● **SHORT PROBLEM**
Omit the pictures, then reproduce every remaining record exactly.

Extracted data entries
============================================================
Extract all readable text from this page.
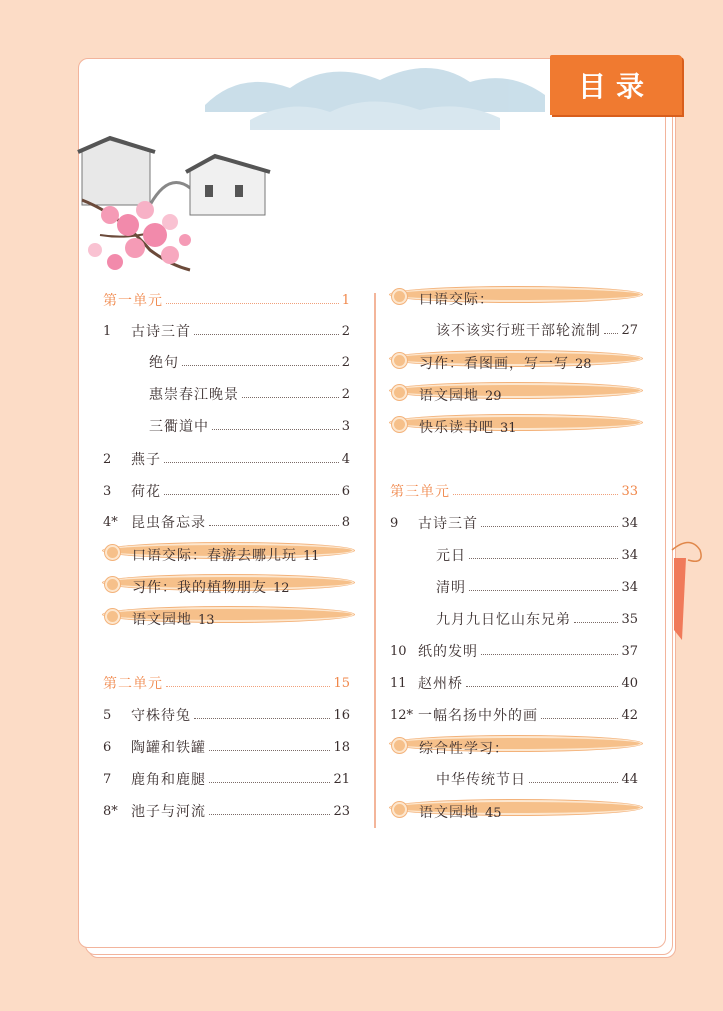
目录
第一单元	1
1	古诗三首	2
绝句	2
惠崇春江晚景	2
三衢道中	3
2	燕子	4
3	荷花	6
4* 昆虫备忘录	8
口语交际：春游去哪儿玩 11
习作：我的植物朋友 12
语文园地 13
第二单元	15
5	守株待兔	16
6	陶罐和铁罐	18
7	鹿角和鹿腿	21
8* 池子与河流	23
口语交际：
该不该实行班干部轮流制 27
习作：看图画，写一写 28
语文园地 29
快乐读书吧 31
第三单元	33
9	古诗三首	34
元日	34
清明	34
九月九日忆山东兄弟	35
10 纸的发明	37
11 赵州桥	40
12* 一幅名扬中外的画	42
综合性学习：
中华传统节日	44
语文园地 45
============================================================
● **FULL SOLUTION**
Extract all readable text from this page.
目录
第一单元	1
1	古诗三首	2
绝句	2
惠崇春江晚景	2
三衢道中	3
2	燕子	4
3	荷花	6
4* 昆虫备忘录	8
口语交际：春游去哪儿玩 11
习作：我的植物朋友 12
语文园地 13
第二单元	15
5	守株待兔	16
6	陶罐和铁罐	18
7	鹿角和鹿腿	21
8* 池子与河流	23
口语交际：
该不该实行班干部轮流制 27
习作：看图画，写一写 28
语文园地 29
快乐读书吧 31
第三单元	33
9	古诗三首	34
元日	34
清明	34
九月九日忆山东兄弟	35
10 纸的发明	37
11 赵州桥	40
12* 一幅名扬中外的画	42
综合性学习：
中华传统节日	44
语文园地 45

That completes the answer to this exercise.